GIVEN TASK - List each line of the data that holds the word "content".

[start GIVEN ENTRIES]

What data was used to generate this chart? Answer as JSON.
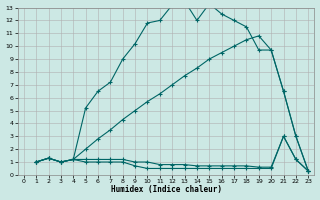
{
  "xlabel": "Humidex (Indice chaleur)",
  "bg_color": "#cce8e4",
  "grid_color": "#b0b0b0",
  "line_color": "#006666",
  "xlim": [
    -0.5,
    23.5
  ],
  "ylim": [
    0,
    13
  ],
  "xticks": [
    0,
    1,
    2,
    3,
    4,
    5,
    6,
    7,
    8,
    9,
    10,
    11,
    12,
    13,
    14,
    15,
    16,
    17,
    18,
    19,
    20,
    21,
    22,
    23
  ],
  "yticks": [
    0,
    1,
    2,
    3,
    4,
    5,
    6,
    7,
    8,
    9,
    10,
    11,
    12,
    13
  ],
  "line1_x": [
    1,
    2,
    3,
    4,
    5,
    6,
    7,
    8,
    9,
    10,
    11,
    12,
    13,
    14,
    15,
    16,
    17,
    18,
    19,
    20,
    21,
    22,
    23
  ],
  "line1_y": [
    1,
    1.3,
    1,
    1.2,
    5.2,
    6.5,
    7.2,
    9.0,
    10.2,
    11.8,
    12.0,
    13.2,
    13.5,
    12.0,
    13.3,
    12.5,
    12.0,
    11.5,
    9.7,
    9.7,
    6.5,
    3.0,
    0.3
  ],
  "line2_x": [
    1,
    2,
    3,
    4,
    5,
    6,
    7,
    8,
    9,
    10,
    11,
    12,
    13,
    14,
    15,
    16,
    17,
    18,
    19,
    20,
    21,
    22,
    23
  ],
  "line2_y": [
    1,
    1.3,
    1,
    1.2,
    2.0,
    2.8,
    3.5,
    4.3,
    5.0,
    5.7,
    6.3,
    7.0,
    7.7,
    8.3,
    9.0,
    9.5,
    10.0,
    10.5,
    10.8,
    9.7,
    6.5,
    3.0,
    0.3
  ],
  "line3_x": [
    1,
    2,
    3,
    4,
    5,
    6,
    7,
    8,
    9,
    10,
    11,
    12,
    13,
    14,
    15,
    16,
    17,
    18,
    19,
    20,
    21,
    22,
    23
  ],
  "line3_y": [
    1,
    1.3,
    1,
    1.2,
    1.0,
    1.0,
    1.0,
    1.0,
    0.7,
    0.5,
    0.5,
    0.5,
    0.5,
    0.5,
    0.5,
    0.5,
    0.5,
    0.5,
    0.5,
    0.5,
    3.0,
    1.2,
    0.3
  ],
  "line4_x": [
    1,
    2,
    3,
    4,
    5,
    6,
    7,
    8,
    9,
    10,
    11,
    12,
    13,
    14,
    15,
    16,
    17,
    18,
    19,
    20,
    21,
    22,
    23
  ],
  "line4_y": [
    1,
    1.3,
    1,
    1.2,
    1.2,
    1.2,
    1.2,
    1.2,
    1.0,
    1.0,
    0.8,
    0.8,
    0.8,
    0.7,
    0.7,
    0.7,
    0.7,
    0.7,
    0.6,
    0.6,
    3.0,
    1.2,
    0.3
  ]
}
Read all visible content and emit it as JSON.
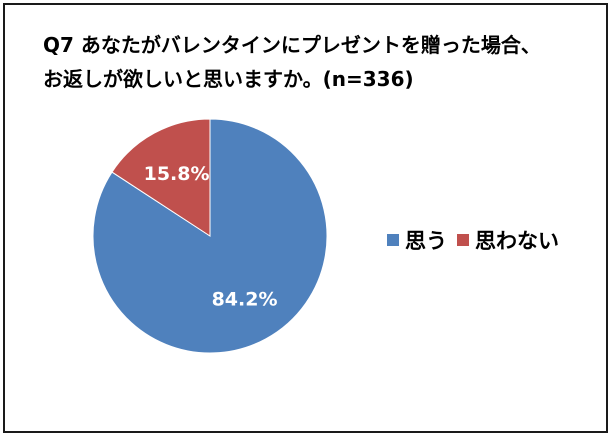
{
  "title": "Q7 あなたがバレンタインにプレゼントを贈った場合、\nお返しが欲しいと思いますか。(n=336)",
  "chart_data": {
    "type": "pie",
    "title": "Q7 あなたがバレンタインにプレゼントを贈った場合、\nお返しが欲しいと思いますか。(n=336)",
    "slices": [
      {
        "label": "思う",
        "value": 84.2,
        "display": "84.2%",
        "color": "#4f81bd"
      },
      {
        "label": "思わない",
        "value": 15.8,
        "display": "15.8%",
        "color": "#c0504d"
      }
    ],
    "legend_position": "right"
  }
}
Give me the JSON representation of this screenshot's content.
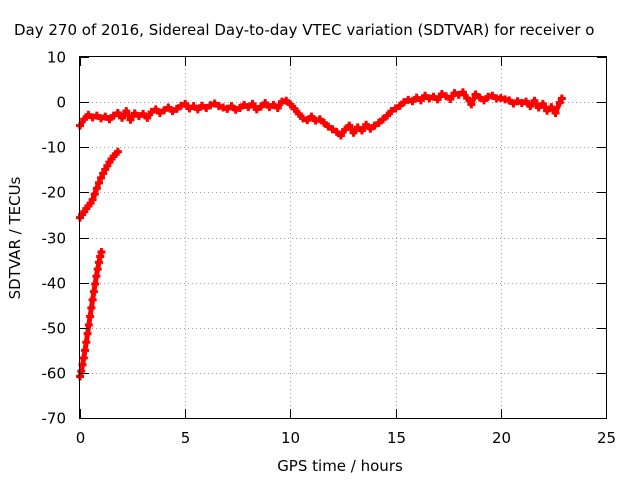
{
  "chart_data": {
    "type": "scatter",
    "title": "Day 270 of 2016, Sidereal Day-to-day VTEC variation (SDTVAR) for receiver o",
    "xlabel": "GPS time / hours",
    "ylabel": "SDTVAR / TECUs",
    "xlim": [
      0,
      25
    ],
    "ylim": [
      -70,
      10
    ],
    "x_ticks": [
      0,
      5,
      10,
      15,
      20,
      25
    ],
    "x_tick_labels": [
      "0",
      "5",
      "10",
      "15",
      "20",
      "25"
    ],
    "y_ticks": [
      10,
      0,
      -10,
      -20,
      -30,
      -40,
      -50,
      -60,
      -70
    ],
    "y_tick_labels": [
      "10",
      "0",
      "-10",
      "-20",
      "-30",
      "-40",
      "-50",
      "-60",
      "-70"
    ],
    "grid": true,
    "legend": "none",
    "marker_color": "#ff0000",
    "series": [
      {
        "points": [
          [
            0.0,
            -5.2
          ],
          [
            0.2,
            -3.8
          ],
          [
            0.4,
            -2.8
          ],
          [
            0.6,
            -3.4
          ],
          [
            0.8,
            -3.0
          ],
          [
            1.0,
            -3.6
          ],
          [
            1.2,
            -3.2
          ],
          [
            1.4,
            -3.8
          ],
          [
            1.6,
            -3.0
          ],
          [
            1.8,
            -2.4
          ],
          [
            2.0,
            -3.5
          ],
          [
            2.2,
            -2.0
          ],
          [
            2.4,
            -3.9
          ],
          [
            2.6,
            -2.5
          ],
          [
            2.8,
            -3.1
          ],
          [
            3.0,
            -2.6
          ],
          [
            3.2,
            -3.5
          ],
          [
            3.4,
            -2.2
          ],
          [
            3.6,
            -1.6
          ],
          [
            3.8,
            -2.4
          ],
          [
            4.0,
            -1.8
          ],
          [
            4.2,
            -1.2
          ],
          [
            4.4,
            -2.0
          ],
          [
            4.6,
            -1.5
          ],
          [
            4.8,
            -0.8
          ],
          [
            5.0,
            -0.4
          ],
          [
            5.2,
            -1.4
          ],
          [
            5.4,
            -0.9
          ],
          [
            5.6,
            -1.6
          ],
          [
            5.8,
            -0.8
          ],
          [
            6.0,
            -1.3
          ],
          [
            6.2,
            -0.7
          ],
          [
            6.4,
            -0.3
          ],
          [
            6.6,
            -0.9
          ],
          [
            6.8,
            -1.2
          ],
          [
            7.0,
            -1.5
          ],
          [
            7.2,
            -0.9
          ],
          [
            7.4,
            -1.7
          ],
          [
            7.6,
            -1.3
          ],
          [
            7.8,
            -0.6
          ],
          [
            8.0,
            -1.1
          ],
          [
            8.2,
            -0.4
          ],
          [
            8.4,
            -1.6
          ],
          [
            8.6,
            -1.0
          ],
          [
            8.8,
            -0.2
          ],
          [
            9.0,
            -1.1
          ],
          [
            9.2,
            -0.6
          ],
          [
            9.4,
            -1.3
          ],
          [
            9.6,
            0.1
          ],
          [
            9.8,
            0.3
          ],
          [
            10.0,
            -0.5
          ],
          [
            10.2,
            -1.5
          ],
          [
            10.4,
            -2.6
          ],
          [
            10.6,
            -3.6
          ],
          [
            10.8,
            -4.0
          ],
          [
            11.0,
            -3.2
          ],
          [
            11.2,
            -4.1
          ],
          [
            11.4,
            -3.8
          ],
          [
            11.6,
            -4.6
          ],
          [
            11.8,
            -5.4
          ],
          [
            12.0,
            -6.0
          ],
          [
            12.2,
            -6.6
          ],
          [
            12.4,
            -7.4
          ],
          [
            12.6,
            -6.1
          ],
          [
            12.8,
            -5.2
          ],
          [
            13.0,
            -6.8
          ],
          [
            13.2,
            -5.6
          ],
          [
            13.4,
            -6.3
          ],
          [
            13.6,
            -5.0
          ],
          [
            13.8,
            -5.9
          ],
          [
            14.0,
            -5.2
          ],
          [
            14.2,
            -4.6
          ],
          [
            14.4,
            -3.8
          ],
          [
            14.6,
            -3.0
          ],
          [
            14.8,
            -2.0
          ],
          [
            15.0,
            -1.4
          ],
          [
            15.2,
            -0.8
          ],
          [
            15.4,
            0.0
          ],
          [
            15.6,
            0.5
          ],
          [
            15.8,
            0.2
          ],
          [
            16.0,
            1.0
          ],
          [
            16.2,
            0.4
          ],
          [
            16.4,
            1.4
          ],
          [
            16.6,
            0.8
          ],
          [
            16.8,
            1.2
          ],
          [
            17.0,
            0.6
          ],
          [
            17.2,
            1.8
          ],
          [
            17.4,
            1.3
          ],
          [
            17.6,
            0.7
          ],
          [
            17.8,
            2.0
          ],
          [
            18.0,
            1.6
          ],
          [
            18.2,
            2.2
          ],
          [
            18.4,
            0.9
          ],
          [
            18.6,
            -0.5
          ],
          [
            18.8,
            1.7
          ],
          [
            19.0,
            1.0
          ],
          [
            19.2,
            0.4
          ],
          [
            19.4,
            1.2
          ],
          [
            19.6,
            1.4
          ],
          [
            19.8,
            0.8
          ],
          [
            20.0,
            0.9
          ],
          [
            20.2,
            0.6
          ],
          [
            20.4,
            0.4
          ],
          [
            20.6,
            -0.3
          ],
          [
            20.8,
            0.2
          ],
          [
            21.0,
            -0.2
          ],
          [
            21.2,
            0.1
          ],
          [
            21.4,
            -0.9
          ],
          [
            21.6,
            0.3
          ],
          [
            21.8,
            -1.2
          ],
          [
            22.0,
            -0.4
          ],
          [
            22.2,
            -1.9
          ],
          [
            22.4,
            -1.1
          ],
          [
            22.6,
            -2.4
          ],
          [
            22.8,
            -0.1
          ],
          [
            22.9,
            0.8
          ]
        ]
      },
      {
        "points": [
          [
            0.0,
            -25.6
          ],
          [
            0.1,
            -24.9
          ],
          [
            0.2,
            -24.3
          ],
          [
            0.3,
            -23.6
          ],
          [
            0.4,
            -23.0
          ],
          [
            0.5,
            -22.4
          ],
          [
            0.6,
            -21.6
          ],
          [
            0.7,
            -20.4
          ],
          [
            0.8,
            -19.1
          ],
          [
            0.9,
            -17.9
          ],
          [
            1.0,
            -16.8
          ],
          [
            1.1,
            -15.8
          ],
          [
            1.2,
            -14.9
          ],
          [
            1.3,
            -14.1
          ],
          [
            1.4,
            -13.3
          ],
          [
            1.5,
            -12.6
          ],
          [
            1.6,
            -12.0
          ],
          [
            1.7,
            -11.5
          ],
          [
            1.8,
            -11.0
          ]
        ]
      },
      {
        "points": [
          [
            0.0,
            -60.8
          ],
          [
            0.06,
            -59.6
          ],
          [
            0.12,
            -58.2
          ],
          [
            0.18,
            -56.7
          ],
          [
            0.24,
            -55.0
          ],
          [
            0.3,
            -53.2
          ],
          [
            0.36,
            -51.3
          ],
          [
            0.42,
            -49.4
          ],
          [
            0.48,
            -47.5
          ],
          [
            0.54,
            -45.6
          ],
          [
            0.6,
            -43.8
          ],
          [
            0.66,
            -42.0
          ],
          [
            0.72,
            -40.3
          ],
          [
            0.78,
            -38.6
          ],
          [
            0.84,
            -37.0
          ],
          [
            0.9,
            -35.5
          ],
          [
            0.96,
            -34.2
          ],
          [
            1.02,
            -33.2
          ]
        ]
      }
    ]
  }
}
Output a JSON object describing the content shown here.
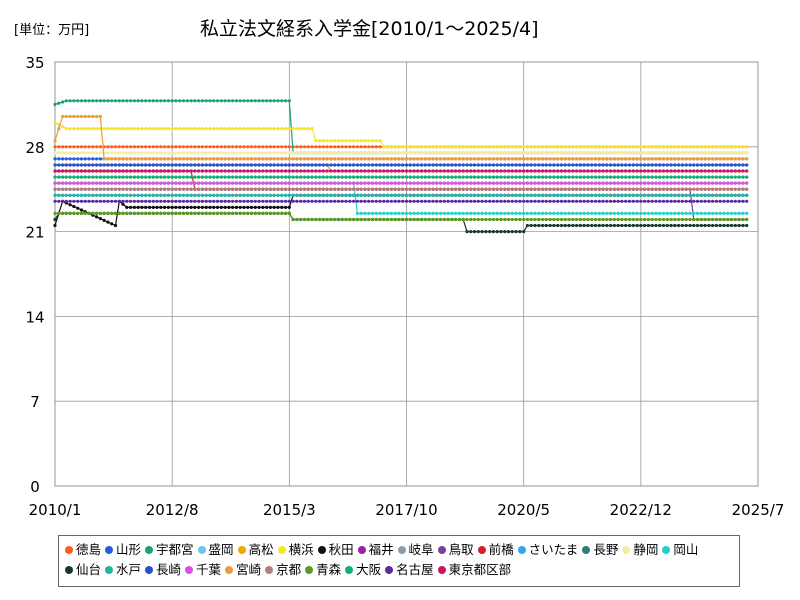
{
  "chart_data": {
    "type": "line",
    "unit_label": "[単位：万円]",
    "title": "私立法文経系入学金[2010/1～2025/4]",
    "x_ticks": [
      "2010/1",
      "2012/8",
      "2015/3",
      "2017/10",
      "2020/5",
      "2022/12",
      "2025/7"
    ],
    "y_ticks": [
      "0",
      "7",
      "14",
      "21",
      "28",
      "35"
    ],
    "ylim": [
      0,
      35
    ],
    "xlim": [
      "2010/1",
      "2025/7"
    ],
    "grid": true,
    "legend_position": "bottom",
    "series": [
      {
        "name": "徳島",
        "color": "#ff5a1f",
        "x": [
          "2010/1",
          "2025/4"
        ],
        "y": [
          28.0,
          28.0
        ]
      },
      {
        "name": "山形",
        "color": "#1f5fd8",
        "x": [
          "2010/1",
          "2025/1",
          "2025/4"
        ],
        "y": [
          27.0,
          27.0,
          27.0
        ]
      },
      {
        "name": "宇都宮",
        "color": "#19a070",
        "x": [
          "2010/1",
          "2010/4",
          "2015/3",
          "2015/4",
          "2025/4"
        ],
        "y": [
          31.5,
          31.8,
          31.8,
          27.5,
          27.5
        ]
      },
      {
        "name": "盛岡",
        "color": "#6ec6f0",
        "x": [
          "2010/1",
          "2025/4"
        ],
        "y": [
          26.0,
          26.0
        ]
      },
      {
        "name": "高松",
        "color": "#f0a800",
        "x": [
          "2010/1",
          "2016/1",
          "2016/2",
          "2025/4"
        ],
        "y": [
          26.5,
          26.5,
          26.0,
          26.0
        ]
      },
      {
        "name": "横浜",
        "color": "#f5e62a",
        "x": [
          "2010/1",
          "2010/4",
          "2015/9",
          "2015/10",
          "2017/3",
          "2017/4",
          "2025/4"
        ],
        "y": [
          30.0,
          29.5,
          29.5,
          28.5,
          28.5,
          28.0,
          28.0
        ]
      },
      {
        "name": "秋田",
        "color": "#111111",
        "x": [
          "2010/1",
          "2010/3",
          "2011/5",
          "2011/6",
          "2011/8",
          "2012/5",
          "2015/3",
          "2015/4",
          "2025/4"
        ],
        "y": [
          21.5,
          23.5,
          21.5,
          23.5,
          23.0,
          23.0,
          23.0,
          24.0,
          24.0
        ]
      },
      {
        "name": "福井",
        "color": "#9b1fa8",
        "x": [
          "2010/1",
          "2025/4"
        ],
        "y": [
          25.0,
          25.0
        ]
      },
      {
        "name": "岐阜",
        "color": "#8f9ca8",
        "x": [
          "2010/1",
          "2025/4"
        ],
        "y": [
          25.5,
          25.5
        ]
      },
      {
        "name": "鳥取",
        "color": "#7a3fa0",
        "x": [
          "2010/1",
          "2024/1",
          "2024/2",
          "2025/4"
        ],
        "y": [
          24.5,
          24.5,
          22.0,
          22.0
        ]
      },
      {
        "name": "前橋",
        "color": "#d8202a",
        "x": [
          "2010/1",
          "2013/1",
          "2013/2",
          "2025/4"
        ],
        "y": [
          26.0,
          26.0,
          24.5,
          24.5
        ]
      },
      {
        "name": "さいたま",
        "color": "#2fa8e8",
        "x": [
          "2010/1",
          "2025/4"
        ],
        "y": [
          26.5,
          26.5
        ]
      },
      {
        "name": "長野",
        "color": "#2f7f7f",
        "x": [
          "2010/1",
          "2025/4"
        ],
        "y": [
          24.0,
          24.0
        ]
      },
      {
        "name": "静岡",
        "color": "#f5eda0",
        "x": [
          "2010/1",
          "2025/4"
        ],
        "y": [
          27.5,
          27.5
        ]
      },
      {
        "name": "岡山",
        "color": "#22cfcf",
        "x": [
          "2010/1",
          "2016/8",
          "2016/9",
          "2025/4"
        ],
        "y": [
          25.0,
          25.0,
          22.5,
          22.5
        ]
      },
      {
        "name": "仙台",
        "color": "#1a3a2a",
        "x": [
          "2010/1",
          "2010/2",
          "2015/3",
          "2015/4",
          "2019/1",
          "2019/2",
          "2020/5",
          "2020/6",
          "2025/4"
        ],
        "y": [
          22.0,
          22.5,
          22.5,
          22.0,
          22.0,
          21.0,
          21.0,
          21.5,
          21.5
        ]
      },
      {
        "name": "水戸",
        "color": "#1fb5a0",
        "x": [
          "2010/1",
          "2025/4"
        ],
        "y": [
          24.0,
          24.0
        ]
      },
      {
        "name": "長崎",
        "color": "#2a4fd0",
        "x": [
          "2010/1",
          "2025/4"
        ],
        "y": [
          26.5,
          26.5
        ]
      },
      {
        "name": "千葉",
        "color": "#e050e0",
        "x": [
          "2010/1",
          "2025/4"
        ],
        "y": [
          25.0,
          25.0
        ]
      },
      {
        "name": "宮崎",
        "color": "#f09a3a",
        "x": [
          "2010/1",
          "2010/3",
          "2011/1",
          "2011/2",
          "2025/4"
        ],
        "y": [
          28.5,
          30.5,
          30.5,
          27.0,
          27.0
        ]
      },
      {
        "name": "京都",
        "color": "#b08080",
        "x": [
          "2010/1",
          "2025/4"
        ],
        "y": [
          24.5,
          24.5
        ]
      },
      {
        "name": "青森",
        "color": "#5a9a20",
        "x": [
          "2010/1",
          "2015/3",
          "2015/4",
          "2025/4"
        ],
        "y": [
          22.5,
          22.5,
          22.0,
          22.0
        ]
      },
      {
        "name": "大阪",
        "color": "#10b070",
        "x": [
          "2010/1",
          "2025/4"
        ],
        "y": [
          25.5,
          25.5
        ]
      },
      {
        "name": "名古屋",
        "color": "#5a2aa0",
        "x": [
          "2010/1",
          "2025/4"
        ],
        "y": [
          23.5,
          23.5
        ]
      },
      {
        "name": "東京都区部",
        "color": "#d01060",
        "x": [
          "2010/1",
          "2025/4"
        ],
        "y": [
          26.0,
          26.0
        ]
      }
    ]
  }
}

[end GIVEN ENTRIES]

EXERCISE RESULT -
Read all visible content and emit it as JSON.
Give me the JSON representation of this screenshot's content.
Output a JSON object describing the content shown here.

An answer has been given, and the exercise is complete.